— Stated goal —
Print all of the lines exactly. Any picture among them stays out.

Start of Given information

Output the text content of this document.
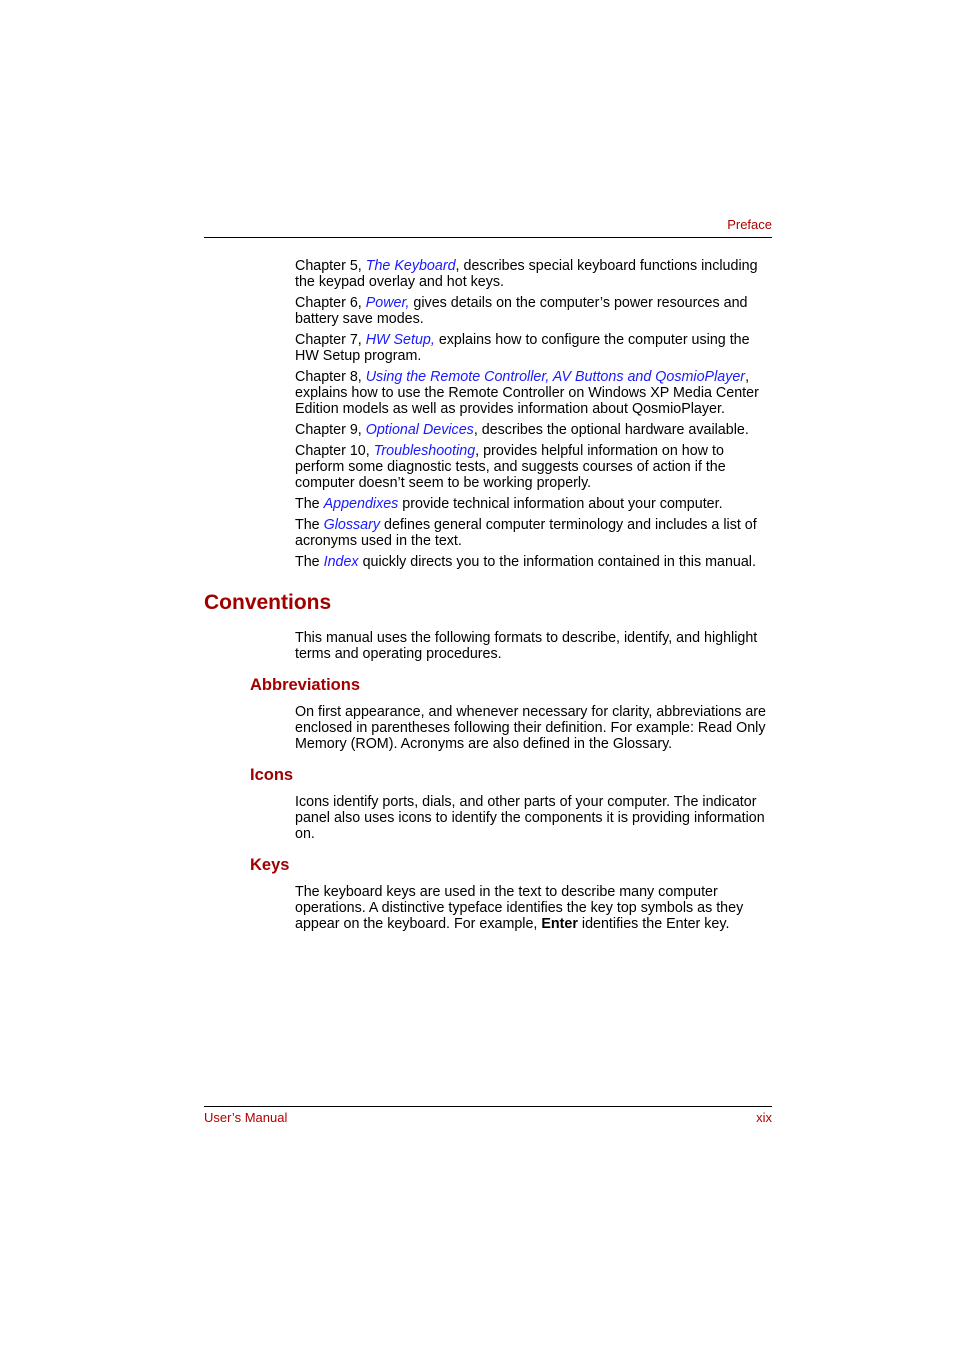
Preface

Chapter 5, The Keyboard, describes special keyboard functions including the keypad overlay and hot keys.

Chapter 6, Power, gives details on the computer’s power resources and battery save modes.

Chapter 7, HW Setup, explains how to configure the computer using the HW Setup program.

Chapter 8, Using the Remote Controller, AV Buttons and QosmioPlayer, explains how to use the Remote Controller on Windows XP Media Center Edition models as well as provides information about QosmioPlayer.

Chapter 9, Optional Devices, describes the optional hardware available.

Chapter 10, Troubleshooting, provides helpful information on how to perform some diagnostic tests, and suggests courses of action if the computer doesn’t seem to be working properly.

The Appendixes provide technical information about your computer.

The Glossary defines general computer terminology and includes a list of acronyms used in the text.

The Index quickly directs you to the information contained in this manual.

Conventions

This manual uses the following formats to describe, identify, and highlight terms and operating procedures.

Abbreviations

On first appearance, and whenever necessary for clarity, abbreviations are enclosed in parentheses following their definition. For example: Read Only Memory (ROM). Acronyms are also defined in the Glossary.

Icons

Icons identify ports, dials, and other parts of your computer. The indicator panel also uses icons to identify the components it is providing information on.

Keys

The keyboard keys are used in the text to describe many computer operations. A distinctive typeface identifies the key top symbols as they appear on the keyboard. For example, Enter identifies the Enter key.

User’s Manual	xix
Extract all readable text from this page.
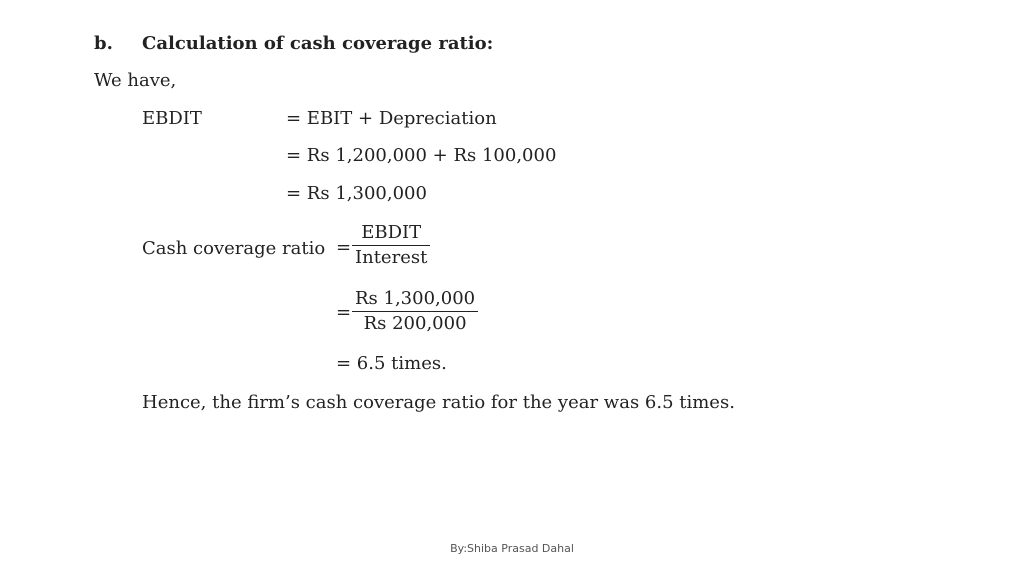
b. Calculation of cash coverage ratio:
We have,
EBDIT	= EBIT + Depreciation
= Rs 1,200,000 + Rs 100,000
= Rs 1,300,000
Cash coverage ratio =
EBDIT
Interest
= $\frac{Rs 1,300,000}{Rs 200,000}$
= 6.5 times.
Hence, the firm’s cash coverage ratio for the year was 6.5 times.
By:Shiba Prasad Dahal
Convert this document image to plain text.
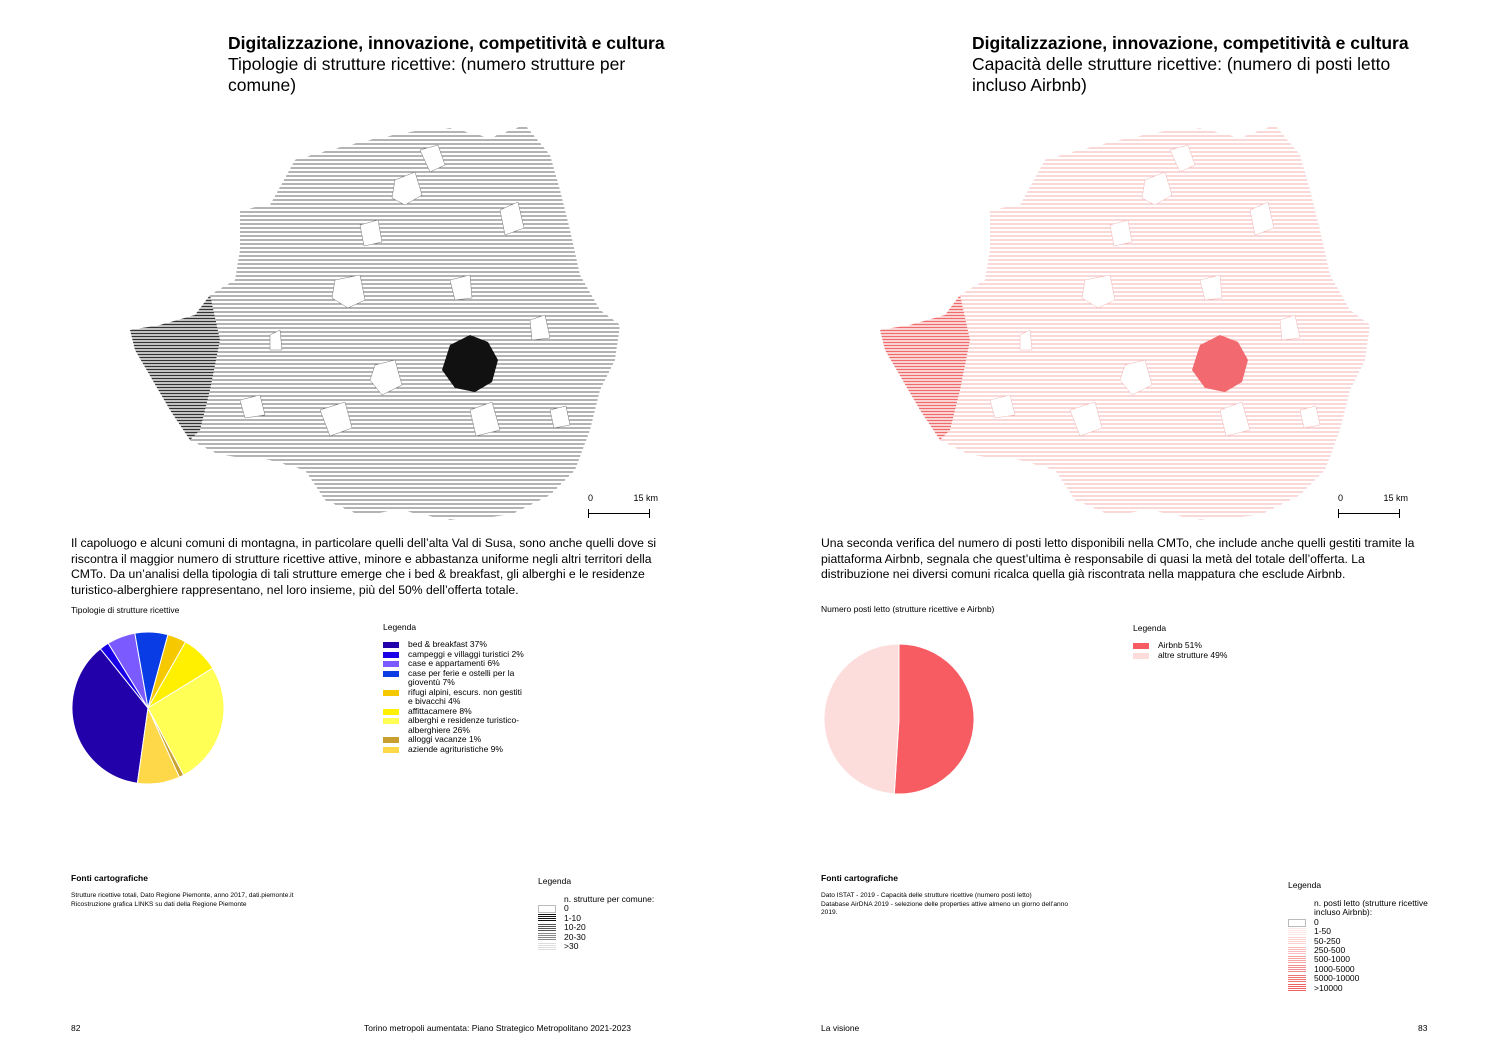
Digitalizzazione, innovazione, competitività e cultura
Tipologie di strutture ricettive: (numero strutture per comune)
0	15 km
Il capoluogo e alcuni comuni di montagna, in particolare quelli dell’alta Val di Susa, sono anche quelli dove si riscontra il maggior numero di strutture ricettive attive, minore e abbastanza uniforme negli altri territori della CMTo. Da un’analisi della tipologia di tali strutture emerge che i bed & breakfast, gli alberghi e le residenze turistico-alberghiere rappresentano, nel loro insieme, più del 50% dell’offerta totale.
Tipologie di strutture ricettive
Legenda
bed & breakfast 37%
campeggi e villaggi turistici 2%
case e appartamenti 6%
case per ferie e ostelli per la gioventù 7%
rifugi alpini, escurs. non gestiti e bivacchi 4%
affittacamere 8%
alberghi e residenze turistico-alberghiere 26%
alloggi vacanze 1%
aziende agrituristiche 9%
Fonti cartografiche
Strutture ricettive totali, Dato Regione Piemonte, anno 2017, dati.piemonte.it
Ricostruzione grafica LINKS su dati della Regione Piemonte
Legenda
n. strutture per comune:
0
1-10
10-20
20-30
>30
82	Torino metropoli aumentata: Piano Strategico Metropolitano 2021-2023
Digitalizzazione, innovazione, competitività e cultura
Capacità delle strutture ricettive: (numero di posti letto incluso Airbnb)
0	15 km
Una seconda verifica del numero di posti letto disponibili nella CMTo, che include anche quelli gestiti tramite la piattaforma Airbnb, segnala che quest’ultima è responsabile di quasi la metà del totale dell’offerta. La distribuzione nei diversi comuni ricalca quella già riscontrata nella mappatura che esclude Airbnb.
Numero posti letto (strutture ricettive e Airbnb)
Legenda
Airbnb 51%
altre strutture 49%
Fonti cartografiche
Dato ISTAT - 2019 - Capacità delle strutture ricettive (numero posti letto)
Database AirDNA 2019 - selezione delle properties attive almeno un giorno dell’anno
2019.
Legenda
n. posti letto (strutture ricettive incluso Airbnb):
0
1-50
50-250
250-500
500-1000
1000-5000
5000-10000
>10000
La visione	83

End of Given information

— Answer for the task —
Output the text content of this document.
Preface

Chapter 5, The Keyboard, describes special keyboard functions including the keypad overlay and hot keys.

Chapter 6, Power, gives details on the computer’s power resources and battery save modes.

Chapter 7, HW Setup, explains how to configure the computer using the HW Setup program.

Chapter 8, Using the Remote Controller, AV Buttons and QosmioPlayer, explains how to use the Remote Controller on Windows XP Media Center Edition models as well as provides information about QosmioPlayer.

Chapter 9, Optional Devices, describes the optional hardware available.

Chapter 10, Troubleshooting, provides helpful information on how to perform some diagnostic tests, and suggests courses of action if the computer doesn’t seem to be working properly.

The Appendixes provide technical information about your computer.

The Glossary defines general computer terminology and includes a list of acronyms used in the text.

The Index quickly directs you to the information contained in this manual.

Conventions

This manual uses the following formats to describe, identify, and highlight terms and operating procedures.

Abbreviations

On first appearance, and whenever necessary for clarity, abbreviations are enclosed in parentheses following their definition. For example: Read Only Memory (ROM). Acronyms are also defined in the Glossary.

Icons

Icons identify ports, dials, and other parts of your computer. The indicator panel also uses icons to identify the components it is providing information on.

Keys

The keyboard keys are used in the text to describe many computer operations. A distinctive typeface identifies the key top symbols as they appear on the keyboard. For example, Enter identifies the Enter key.

User’s Manual	xix
Extract all readable text from this page.
b. Calculation of cash coverage ratio:
We have,
EBDIT	= EBIT + Depreciation
= Rs 1,200,000 + Rs 100,000
= Rs 1,300,000
Cash coverage ratio =
EBDIT
Interest
= $\frac{Rs 1,300,000}{Rs 200,000}$
= 6.5 times.
Hence, the firm’s cash coverage ratio for the year was 6.5 times.
By:Shiba Prasad Dahal
Convert this document image to plain text.
Digitalizzazione, innovazione, competitività e cultura
Tipologie di strutture ricettive: (numero strutture per comune)
0	15 km
Il capoluogo e alcuni comuni di montagna, in particolare quelli dell’alta Val di Susa, sono anche quelli dove si riscontra il maggior numero di strutture ricettive attive, minore e abbastanza uniforme negli altri territori della CMTo. Da un’analisi della tipologia di tali strutture emerge che i bed & breakfast, gli alberghi e le residenze turistico-alberghiere rappresentano, nel loro insieme, più del 50% dell’offerta totale.
Tipologie di strutture ricettive
Legenda
bed & breakfast 37%
campeggi e villaggi turistici 2%
case e appartamenti 6%
case per ferie e ostelli per la gioventù 7%
rifugi alpini, escurs. non gestiti e bivacchi 4%
affittacamere 8%
alberghi e residenze turistico-alberghiere 26%
alloggi vacanze 1%
aziende agrituristiche 9%
Fonti cartografiche
Strutture ricettive totali, Dato Regione Piemonte, anno 2017, dati.piemonte.it
Ricostruzione grafica LINKS su dati della Regione Piemonte
Legenda
n. strutture per comune:
0
1-10
10-20
20-30
>30
82	Torino metropoli aumentata: Piano Strategico Metropolitano 2021-2023
Digitalizzazione, innovazione, competitività e cultura
Capacità delle strutture ricettive: (numero di posti letto incluso Airbnb)
0	15 km
Una seconda verifica del numero di posti letto disponibili nella CMTo, che include anche quelli gestiti tramite la piattaforma Airbnb, segnala che quest’ultima è responsabile di quasi la metà del totale dell’offerta. La distribuzione nei diversi comuni ricalca quella già riscontrata nella mappatura che esclude Airbnb.
Numero posti letto (strutture ricettive e Airbnb)
Legenda
Airbnb 51%
altre strutture 49%
Fonti cartografiche
Dato ISTAT - 2019 - Capacità delle strutture ricettive (numero posti letto)
Database AirDNA 2019 - selezione delle properties attive almeno un giorno dell’anno
2019.
Legenda
n. posti letto (strutture ricettive incluso Airbnb):
0
1-50
50-250
250-500
500-1000
1000-5000
5000-10000
>10000
La visione	83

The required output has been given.